[Dataset items]
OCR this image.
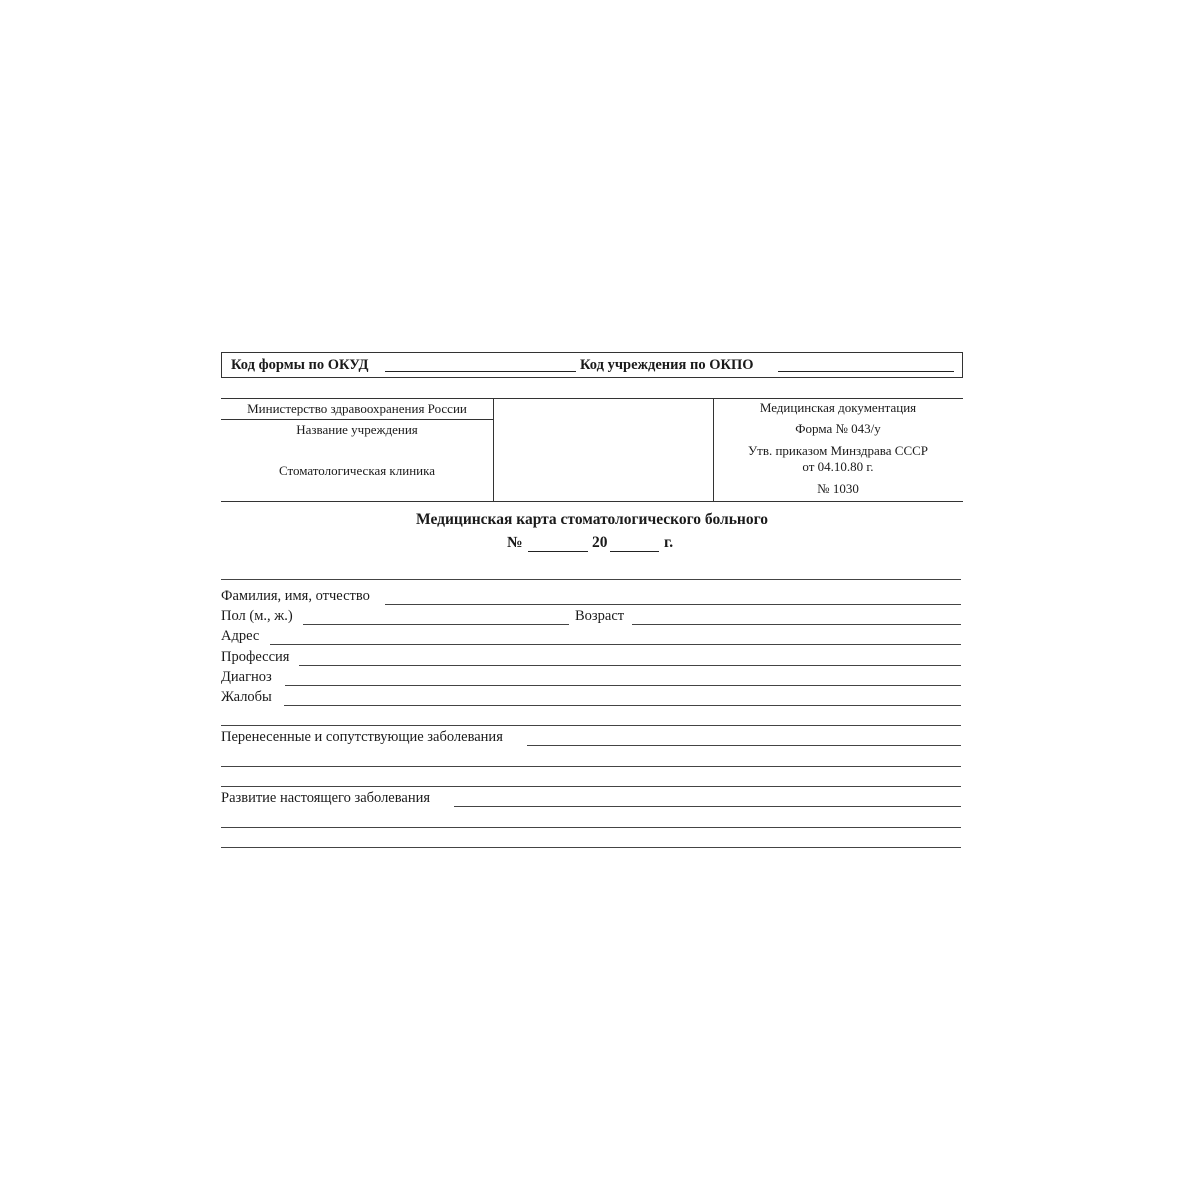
Код формы по ОКУД	Код учреждения по ОКПО
Министерство здравоохранения России
Название учреждения
Стоматологическая клиника
Медицинская документация
Форма № 043/у
Утв. приказом Минздрава СССР
от 04.10.80 г.
№ 1030
Медицинская карта стоматологического больного
№	20	г.
Фамилия, имя, отчество
Пол (м., ж.)	Возраст
Адрес
Профессия
Диагноз
Жалобы
Перенесенные и сопутствующие заболевания
Развитие настоящего заболевания
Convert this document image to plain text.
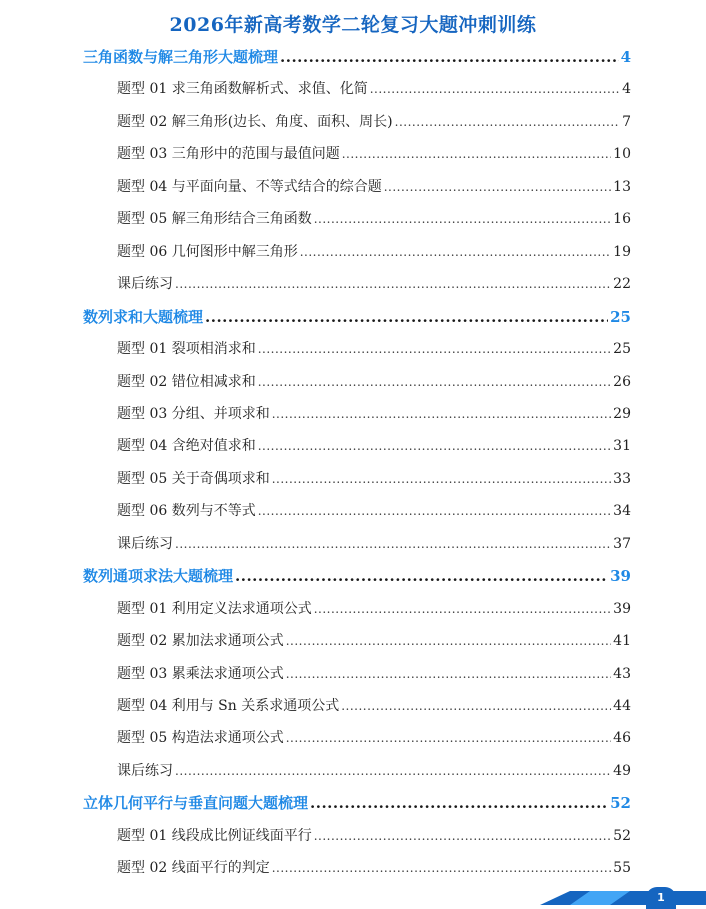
2026年新高考数学二轮复习大题冲刺训练
三角函数与解三角形大题梳理 .....	4
题型 01 求三角函数解析式、求值、化简 .....	4
题型 02 解三角形(边长、角度、面积、周长) .....	7
题型 03 三角形中的范围与最值问题 .....	10
题型 04 与平面向量、不等式结合的综合题 .....	13
题型 05 解三角形结合三角函数 .....	16
题型 06 几何图形中解三角形 .....	19
课后练习 .....	22
数列求和大题梳理 .....	25
题型 01 裂项相消求和 .....	25
题型 02 错位相减求和 .....	26
题型 03 分组、并项求和 .....	29
题型 04 含绝对值求和 .....	31
题型 05 关于奇偶项求和 .....	33
题型 06 数列与不等式 .....	34
课后练习 .....	37
数列通项求法大题梳理 .....	39
题型 01 利用定义法求通项公式 .....	39
题型 02 累加法求通项公式 .....	41
题型 03 累乘法求通项公式 .....	43
题型 04 利用与 Sn 关系求通项公式 .....	44
题型 05 构造法求通项公式 .....	46
课后练习 .....	49
立体几何平行与垂直问题大题梳理 .....	52
题型 01 线段成比例证线面平行 .....	52
题型 02 线面平行的判定 .....	55
1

- The exercise
Please write out all of the material above without changing a word, and omit any pictures.

- Correct response
OCR this image.
Код формы по ОКУД	Код учреждения по ОКПО
Министерство здравоохранения России
Название учреждения
Стоматологическая клиника
Медицинская документация
Форма № 043/у
Утв. приказом Минздрава СССР
от 04.10.80 г.
№ 1030
Медицинская карта стоматологического больного
№	20	г.
Фамилия, имя, отчество
Пол (м., ж.)	Возраст
Адрес
Профессия
Диагноз
Жалобы
Перенесенные и сопутствующие заболевания
Развитие настоящего заболевания
Convert this document image to plain text.
2026年新高考数学二轮复习大题冲刺训练
三角函数与解三角形大题梳理 .....	4
题型 01 求三角函数解析式、求值、化简 .....	4
题型 02 解三角形(边长、角度、面积、周长) .....	7
题型 03 三角形中的范围与最值问题 .....	10
题型 04 与平面向量、不等式结合的综合题 .....	13
题型 05 解三角形结合三角函数 .....	16
题型 06 几何图形中解三角形 .....	19
课后练习 .....	22
数列求和大题梳理 .....	25
题型 01 裂项相消求和 .....	25
题型 02 错位相减求和 .....	26
题型 03 分组、并项求和 .....	29
题型 04 含绝对值求和 .....	31
题型 05 关于奇偶项求和 .....	33
题型 06 数列与不等式 .....	34
课后练习 .....	37
数列通项求法大题梳理 .....	39
题型 01 利用定义法求通项公式 .....	39
题型 02 累加法求通项公式 .....	41
题型 03 累乘法求通项公式 .....	43
题型 04 利用与 Sn 关系求通项公式 .....	44
题型 05 构造法求通项公式 .....	46
课后练习 .....	49
立体几何平行与垂直问题大题梳理 .....	52
题型 01 线段成比例证线面平行 .....	52
题型 02 线面平行的判定 .....	55
1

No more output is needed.